Output the material exactly, but drop every image it holds.

(Extracted data entries)
# # # # #

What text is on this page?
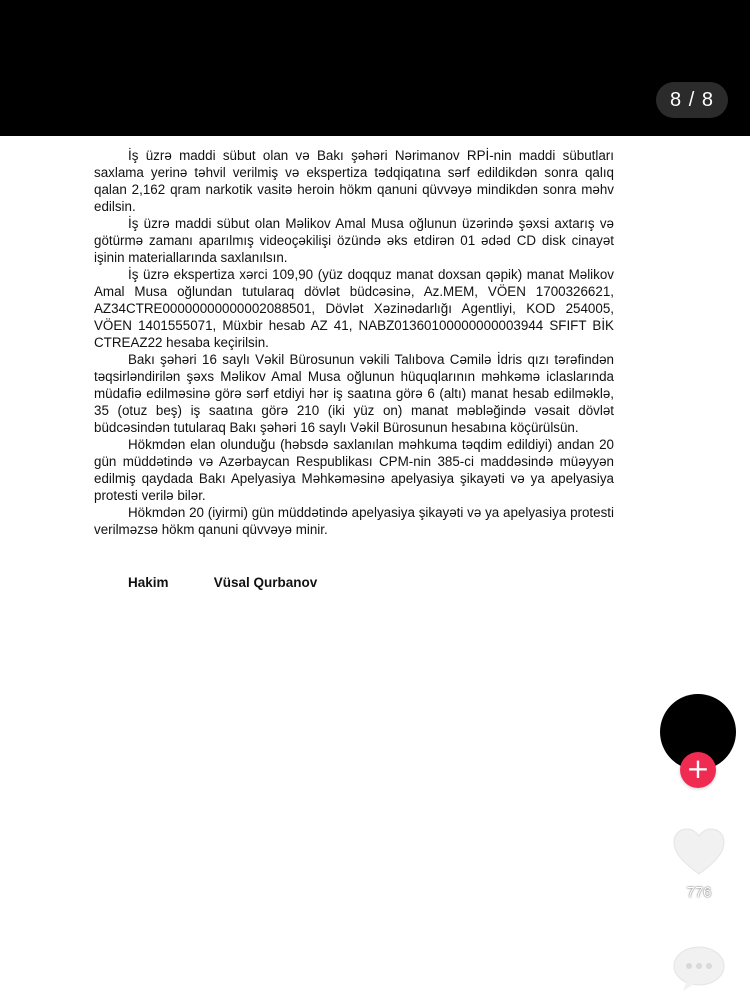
8 / 8

İş üzrə maddi sübut olan və Bakı şəhəri Nərimanov RPİ-nin maddi sübutları saxlama yerinə təhvil verilmiş və ekspertiza tədqiqatına sərf edildikdən sonra qalıq qalan 2,162 qram narkotik vasitə heroin hökm qanuni qüvvəyə mindikdən sonra məhv edilsin.

İş üzrə maddi sübut olan Məlikov Amal Musa oğlunun üzərində şəxsi axtarış və götürmə zamanı aparılmış videoçəkilişi özündə əks etdirən 01 ədəd CD disk cinayət işinin materiallarında saxlanılsın.

İş üzrə ekspertiza xərci 109,90 (yüz doqquz manat doxsan qəpik) manat Məlikov Amal Musa oğlundan tutularaq dövlət büdcəsinə, Az.MEM, VÖEN 1700326621, AZ34CTRE00000000000002088501, Dövlət Xəzinədarlığı Agentliyi, KOD 254005, VÖEN 1401555071, Müxbir hesab AZ 41, NABZ01360100000000003944 SFIFT BİK CTREAZ22 hesaba keçirilsin.

Bakı şəhəri 16 saylı Vəkil Bürosunun vəkili Talıbova Cəmilə İdris qızı tərəfindən təqsirləndirilən şəxs Məlikov Amal Musa oğlunun hüquqlarının məhkəmə iclaslarında müdafiə edilməsinə görə sərf etdiyi hər iş saatına görə 6 (altı) manat hesab edilməklə, 35 (otuz beş) iş saatına görə 210 (iki yüz on) manat məbləğində vəsait dövlət büdcəsindən tutularaq Bakı şəhəri 16 saylı Vəkil Bürosunun hesabına köçürülsün.

Hökmdən elan olunduğu (həbsdə saxlanılan məhkuma təqdim edildiyi) andan 20 gün müddətində və Azərbaycan Respublikası CPM-nin 385-ci maddəsində müəyyən edilmiş qaydada Bakı Apelyasiya Məhkəməsinə apelyasiya şikayəti və ya apelyasiya protesti verilə bilər.

Hökmdən 20 (iyirmi) gün müddətində apelyasiya şikayəti və ya apelyasiya protesti verilməzsə hökm qanuni qüvvəyə minir.

Hakim	Vüsal Qurbanov
+
776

# # # # #

• The reply:
What text is on this page?
8 / 8

İş üzrə maddi sübut olan və Bakı şəhəri Nərimanov RPİ-nin maddi sübutları saxlama yerinə təhvil verilmiş və ekspertiza tədqiqatına sərf edildikdən sonra qalıq qalan 2,162 qram narkotik vasitə heroin hökm qanuni qüvvəyə mindikdən sonra məhv edilsin.

İş üzrə maddi sübut olan Məlikov Amal Musa oğlunun üzərində şəxsi axtarış və götürmə zamanı aparılmış videoçəkilişi özündə əks etdirən 01 ədəd CD disk cinayət işinin materiallarında saxlanılsın.

İş üzrə ekspertiza xərci 109,90 (yüz doqquz manat doxsan qəpik) manat Məlikov Amal Musa oğlundan tutularaq dövlət büdcəsinə, Az.MEM, VÖEN 1700326621, AZ34CTRE00000000000002088501, Dövlət Xəzinədarlığı Agentliyi, KOD 254005, VÖEN 1401555071, Müxbir hesab AZ 41, NABZ01360100000000003944 SFIFT BİK CTREAZ22 hesaba keçirilsin.

Bakı şəhəri 16 saylı Vəkil Bürosunun vəkili Talıbova Cəmilə İdris qızı tərəfindən təqsirləndirilən şəxs Məlikov Amal Musa oğlunun hüquqlarının məhkəmə iclaslarında müdafiə edilməsinə görə sərf etdiyi hər iş saatına görə 6 (altı) manat hesab edilməklə, 35 (otuz beş) iş saatına görə 210 (iki yüz on) manat məbləğində vəsait dövlət büdcəsindən tutularaq Bakı şəhəri 16 saylı Vəkil Bürosunun hesabına köçürülsün.

Hökmdən elan olunduğu (həbsdə saxlanılan məhkuma təqdim edildiyi) andan 20 gün müddətində və Azərbaycan Respublikası CPM-nin 385-ci maddəsində müəyyən edilmiş qaydada Bakı Apelyasiya Məhkəməsinə apelyasiya şikayəti və ya apelyasiya protesti verilə bilər.

Hökmdən 20 (iyirmi) gün müddətində apelyasiya şikayəti və ya apelyasiya protesti verilməzsə hökm qanuni qüvvəyə minir.

Hakim	Vüsal Qurbanov
+
776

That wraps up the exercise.